(Items listed in a dataset)
--*--

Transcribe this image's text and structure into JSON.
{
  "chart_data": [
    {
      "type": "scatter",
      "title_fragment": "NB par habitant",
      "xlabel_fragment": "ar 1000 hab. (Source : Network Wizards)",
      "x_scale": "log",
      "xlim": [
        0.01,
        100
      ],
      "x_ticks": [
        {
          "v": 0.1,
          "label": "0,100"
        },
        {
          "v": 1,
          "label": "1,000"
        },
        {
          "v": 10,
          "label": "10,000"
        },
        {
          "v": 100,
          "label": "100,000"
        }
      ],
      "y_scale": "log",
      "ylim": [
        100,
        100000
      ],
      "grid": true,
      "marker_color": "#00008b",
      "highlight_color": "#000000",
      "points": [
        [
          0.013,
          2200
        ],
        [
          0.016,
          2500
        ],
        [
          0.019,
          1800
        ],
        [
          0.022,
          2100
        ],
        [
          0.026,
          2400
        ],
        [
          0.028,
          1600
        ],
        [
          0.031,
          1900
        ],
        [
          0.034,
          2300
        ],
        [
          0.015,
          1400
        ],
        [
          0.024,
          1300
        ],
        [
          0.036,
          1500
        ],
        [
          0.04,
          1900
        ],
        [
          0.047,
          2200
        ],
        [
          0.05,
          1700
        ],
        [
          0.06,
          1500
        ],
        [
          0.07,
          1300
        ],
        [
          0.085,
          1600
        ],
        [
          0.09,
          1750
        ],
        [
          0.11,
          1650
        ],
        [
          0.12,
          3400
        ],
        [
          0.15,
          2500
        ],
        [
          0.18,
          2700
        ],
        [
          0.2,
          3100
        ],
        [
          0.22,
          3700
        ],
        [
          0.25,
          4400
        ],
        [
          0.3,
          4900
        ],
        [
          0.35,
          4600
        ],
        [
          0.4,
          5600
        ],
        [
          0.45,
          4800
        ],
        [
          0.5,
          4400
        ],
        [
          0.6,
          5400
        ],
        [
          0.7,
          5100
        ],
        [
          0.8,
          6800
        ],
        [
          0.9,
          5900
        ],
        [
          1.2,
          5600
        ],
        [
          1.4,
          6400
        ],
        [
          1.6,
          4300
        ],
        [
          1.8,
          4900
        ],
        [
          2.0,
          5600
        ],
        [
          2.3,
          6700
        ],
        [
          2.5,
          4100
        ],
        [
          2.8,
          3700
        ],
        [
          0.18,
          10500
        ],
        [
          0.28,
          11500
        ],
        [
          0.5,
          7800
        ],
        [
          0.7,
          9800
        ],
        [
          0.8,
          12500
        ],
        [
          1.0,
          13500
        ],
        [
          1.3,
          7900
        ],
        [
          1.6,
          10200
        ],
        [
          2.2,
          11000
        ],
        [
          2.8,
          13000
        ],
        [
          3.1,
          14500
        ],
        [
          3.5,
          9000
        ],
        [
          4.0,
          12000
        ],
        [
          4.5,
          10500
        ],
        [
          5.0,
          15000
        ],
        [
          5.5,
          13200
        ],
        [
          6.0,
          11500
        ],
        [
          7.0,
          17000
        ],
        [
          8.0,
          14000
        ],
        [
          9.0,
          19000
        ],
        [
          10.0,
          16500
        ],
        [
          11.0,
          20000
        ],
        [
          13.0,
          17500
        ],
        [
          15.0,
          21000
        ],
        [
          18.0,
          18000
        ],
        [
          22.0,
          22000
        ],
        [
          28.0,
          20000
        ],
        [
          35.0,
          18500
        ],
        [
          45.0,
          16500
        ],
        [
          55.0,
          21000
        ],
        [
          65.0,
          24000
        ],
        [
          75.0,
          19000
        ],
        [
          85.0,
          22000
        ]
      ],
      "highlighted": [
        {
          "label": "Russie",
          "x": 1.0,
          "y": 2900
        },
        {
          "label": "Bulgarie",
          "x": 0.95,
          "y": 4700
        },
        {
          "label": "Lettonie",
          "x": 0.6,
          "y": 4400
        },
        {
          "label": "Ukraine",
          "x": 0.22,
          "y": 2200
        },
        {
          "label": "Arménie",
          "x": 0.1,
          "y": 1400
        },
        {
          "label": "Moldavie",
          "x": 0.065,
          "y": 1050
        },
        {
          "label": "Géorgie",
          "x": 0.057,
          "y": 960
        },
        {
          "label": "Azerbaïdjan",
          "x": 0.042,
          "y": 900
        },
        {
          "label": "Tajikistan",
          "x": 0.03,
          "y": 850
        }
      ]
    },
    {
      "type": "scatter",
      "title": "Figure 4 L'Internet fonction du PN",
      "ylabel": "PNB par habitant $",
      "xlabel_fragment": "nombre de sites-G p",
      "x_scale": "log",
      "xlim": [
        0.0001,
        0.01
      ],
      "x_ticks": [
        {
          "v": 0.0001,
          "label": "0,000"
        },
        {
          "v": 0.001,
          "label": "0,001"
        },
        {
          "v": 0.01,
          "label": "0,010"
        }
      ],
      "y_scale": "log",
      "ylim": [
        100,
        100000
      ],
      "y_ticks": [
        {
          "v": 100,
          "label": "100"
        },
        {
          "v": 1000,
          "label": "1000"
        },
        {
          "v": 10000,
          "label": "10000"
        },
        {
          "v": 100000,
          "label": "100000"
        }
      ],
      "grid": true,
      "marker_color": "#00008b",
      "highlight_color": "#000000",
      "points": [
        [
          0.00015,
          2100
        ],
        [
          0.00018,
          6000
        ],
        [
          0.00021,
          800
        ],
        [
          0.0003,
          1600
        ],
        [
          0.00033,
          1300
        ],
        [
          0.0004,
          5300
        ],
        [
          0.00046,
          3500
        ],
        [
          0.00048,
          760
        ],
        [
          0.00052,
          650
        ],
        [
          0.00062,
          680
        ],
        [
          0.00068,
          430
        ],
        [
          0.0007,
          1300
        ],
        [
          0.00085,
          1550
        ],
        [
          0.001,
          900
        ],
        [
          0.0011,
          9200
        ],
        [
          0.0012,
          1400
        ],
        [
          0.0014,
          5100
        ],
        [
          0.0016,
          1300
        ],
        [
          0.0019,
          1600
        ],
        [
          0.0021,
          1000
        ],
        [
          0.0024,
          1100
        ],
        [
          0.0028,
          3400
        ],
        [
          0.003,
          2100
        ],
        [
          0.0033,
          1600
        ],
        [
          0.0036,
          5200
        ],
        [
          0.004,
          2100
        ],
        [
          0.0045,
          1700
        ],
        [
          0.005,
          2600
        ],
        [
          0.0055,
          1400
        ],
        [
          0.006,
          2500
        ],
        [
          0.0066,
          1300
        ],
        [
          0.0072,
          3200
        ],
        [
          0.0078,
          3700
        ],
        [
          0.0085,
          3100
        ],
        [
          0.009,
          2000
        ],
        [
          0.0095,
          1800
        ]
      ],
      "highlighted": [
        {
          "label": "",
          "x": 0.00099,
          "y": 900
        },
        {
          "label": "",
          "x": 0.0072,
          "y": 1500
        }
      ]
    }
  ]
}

--*--

WORK TO COMPLETE: Write each line above out exactly.

CORRECT RESULT:
Transcribe this image's text and structure into JSON.
{
  "chart_data": [
    {
      "type": "scatter",
      "title_fragment": "NB par habitant",
      "xlabel_fragment": "ar 1000 hab. (Source : Network Wizards)",
      "x_scale": "log",
      "xlim": [
        0.01,
        100
      ],
      "x_ticks": [
        {
          "v": 0.1,
          "label": "0,100"
        },
        {
          "v": 1,
          "label": "1,000"
        },
        {
          "v": 10,
          "label": "10,000"
        },
        {
          "v": 100,
          "label": "100,000"
        }
      ],
      "y_scale": "log",
      "ylim": [
        100,
        100000
      ],
      "grid": true,
      "marker_color": "#00008b",
      "highlight_color": "#000000",
      "points": [
        [
          0.013,
          2200
        ],
        [
          0.016,
          2500
        ],
        [
          0.019,
          1800
        ],
        [
          0.022,
          2100
        ],
        [
          0.026,
          2400
        ],
        [
          0.028,
          1600
        ],
        [
          0.031,
          1900
        ],
        [
          0.034,
          2300
        ],
        [
          0.015,
          1400
        ],
        [
          0.024,
          1300
        ],
        [
          0.036,
          1500
        ],
        [
          0.04,
          1900
        ],
        [
          0.047,
          2200
        ],
        [
          0.05,
          1700
        ],
        [
          0.06,
          1500
        ],
        [
          0.07,
          1300
        ],
        [
          0.085,
          1600
        ],
        [
          0.09,
          1750
        ],
        [
          0.11,
          1650
        ],
        [
          0.12,
          3400
        ],
        [
          0.15,
          2500
        ],
        [
          0.18,
          2700
        ],
        [
          0.2,
          3100
        ],
        [
          0.22,
          3700
        ],
        [
          0.25,
          4400
        ],
        [
          0.3,
          4900
        ],
        [
          0.35,
          4600
        ],
        [
          0.4,
          5600
        ],
        [
          0.45,
          4800
        ],
        [
          0.5,
          4400
        ],
        [
          0.6,
          5400
        ],
        [
          0.7,
          5100
        ],
        [
          0.8,
          6800
        ],
        [
          0.9,
          5900
        ],
        [
          1.2,
          5600
        ],
        [
          1.4,
          6400
        ],
        [
          1.6,
          4300
        ],
        [
          1.8,
          4900
        ],
        [
          2.0,
          5600
        ],
        [
          2.3,
          6700
        ],
        [
          2.5,
          4100
        ],
        [
          2.8,
          3700
        ],
        [
          0.18,
          10500
        ],
        [
          0.28,
          11500
        ],
        [
          0.5,
          7800
        ],
        [
          0.7,
          9800
        ],
        [
          0.8,
          12500
        ],
        [
          1.0,
          13500
        ],
        [
          1.3,
          7900
        ],
        [
          1.6,
          10200
        ],
        [
          2.2,
          11000
        ],
        [
          2.8,
          13000
        ],
        [
          3.1,
          14500
        ],
        [
          3.5,
          9000
        ],
        [
          4.0,
          12000
        ],
        [
          4.5,
          10500
        ],
        [
          5.0,
          15000
        ],
        [
          5.5,
          13200
        ],
        [
          6.0,
          11500
        ],
        [
          7.0,
          17000
        ],
        [
          8.0,
          14000
        ],
        [
          9.0,
          19000
        ],
        [
          10.0,
          16500
        ],
        [
          11.0,
          20000
        ],
        [
          13.0,
          17500
        ],
        [
          15.0,
          21000
        ],
        [
          18.0,
          18000
        ],
        [
          22.0,
          22000
        ],
        [
          28.0,
          20000
        ],
        [
          35.0,
          18500
        ],
        [
          45.0,
          16500
        ],
        [
          55.0,
          21000
        ],
        [
          65.0,
          24000
        ],
        [
          75.0,
          19000
        ],
        [
          85.0,
          22000
        ]
      ],
      "highlighted": [
        {
          "label": "Russie",
          "x": 1.0,
          "y": 2900
        },
        {
          "label": "Bulgarie",
          "x": 0.95,
          "y": 4700
        },
        {
          "label": "Lettonie",
          "x": 0.6,
          "y": 4400
        },
        {
          "label": "Ukraine",
          "x": 0.22,
          "y": 2200
        },
        {
          "label": "Arménie",
          "x": 0.1,
          "y": 1400
        },
        {
          "label": "Moldavie",
          "x": 0.065,
          "y": 1050
        },
        {
          "label": "Géorgie",
          "x": 0.057,
          "y": 960
        },
        {
          "label": "Azerbaïdjan",
          "x": 0.042,
          "y": 900
        },
        {
          "label": "Tajikistan",
          "x": 0.03,
          "y": 850
        }
      ]
    },
    {
      "type": "scatter",
      "title": "Figure 4 L'Internet fonction du PN",
      "ylabel": "PNB par habitant $",
      "xlabel_fragment": "nombre de sites-G p",
      "x_scale": "log",
      "xlim": [
        0.0001,
        0.01
      ],
      "x_ticks": [
        {
          "v": 0.0001,
          "label": "0,000"
        },
        {
          "v": 0.001,
          "label": "0,001"
        },
        {
          "v": 0.01,
          "label": "0,010"
        }
      ],
      "y_scale": "log",
      "ylim": [
        100,
        100000
      ],
      "y_ticks": [
        {
          "v": 100,
          "label": "100"
        },
        {
          "v": 1000,
          "label": "1000"
        },
        {
          "v": 10000,
          "label": "10000"
        },
        {
          "v": 100000,
          "label": "100000"
        }
      ],
      "grid": true,
      "marker_color": "#00008b",
      "highlight_color": "#000000",
      "points": [
        [
          0.00015,
          2100
        ],
        [
          0.00018,
          6000
        ],
        [
          0.00021,
          800
        ],
        [
          0.0003,
          1600
        ],
        [
          0.00033,
          1300
        ],
        [
          0.0004,
          5300
        ],
        [
          0.00046,
          3500
        ],
        [
          0.00048,
          760
        ],
        [
          0.00052,
          650
        ],
        [
          0.00062,
          680
        ],
        [
          0.00068,
          430
        ],
        [
          0.0007,
          1300
        ],
        [
          0.00085,
          1550
        ],
        [
          0.001,
          900
        ],
        [
          0.0011,
          9200
        ],
        [
          0.0012,
          1400
        ],
        [
          0.0014,
          5100
        ],
        [
          0.0016,
          1300
        ],
        [
          0.0019,
          1600
        ],
        [
          0.0021,
          1000
        ],
        [
          0.0024,
          1100
        ],
        [
          0.0028,
          3400
        ],
        [
          0.003,
          2100
        ],
        [
          0.0033,
          1600
        ],
        [
          0.0036,
          5200
        ],
        [
          0.004,
          2100
        ],
        [
          0.0045,
          1700
        ],
        [
          0.005,
          2600
        ],
        [
          0.0055,
          1400
        ],
        [
          0.006,
          2500
        ],
        [
          0.0066,
          1300
        ],
        [
          0.0072,
          3200
        ],
        [
          0.0078,
          3700
        ],
        [
          0.0085,
          3100
        ],
        [
          0.009,
          2000
        ],
        [
          0.0095,
          1800
        ]
      ],
      "highlighted": [
        {
          "label": "",
          "x": 0.00099,
          "y": 900
        },
        {
          "label": "",
          "x": 0.0072,
          "y": 1500
        }
      ]
    }
  ]
}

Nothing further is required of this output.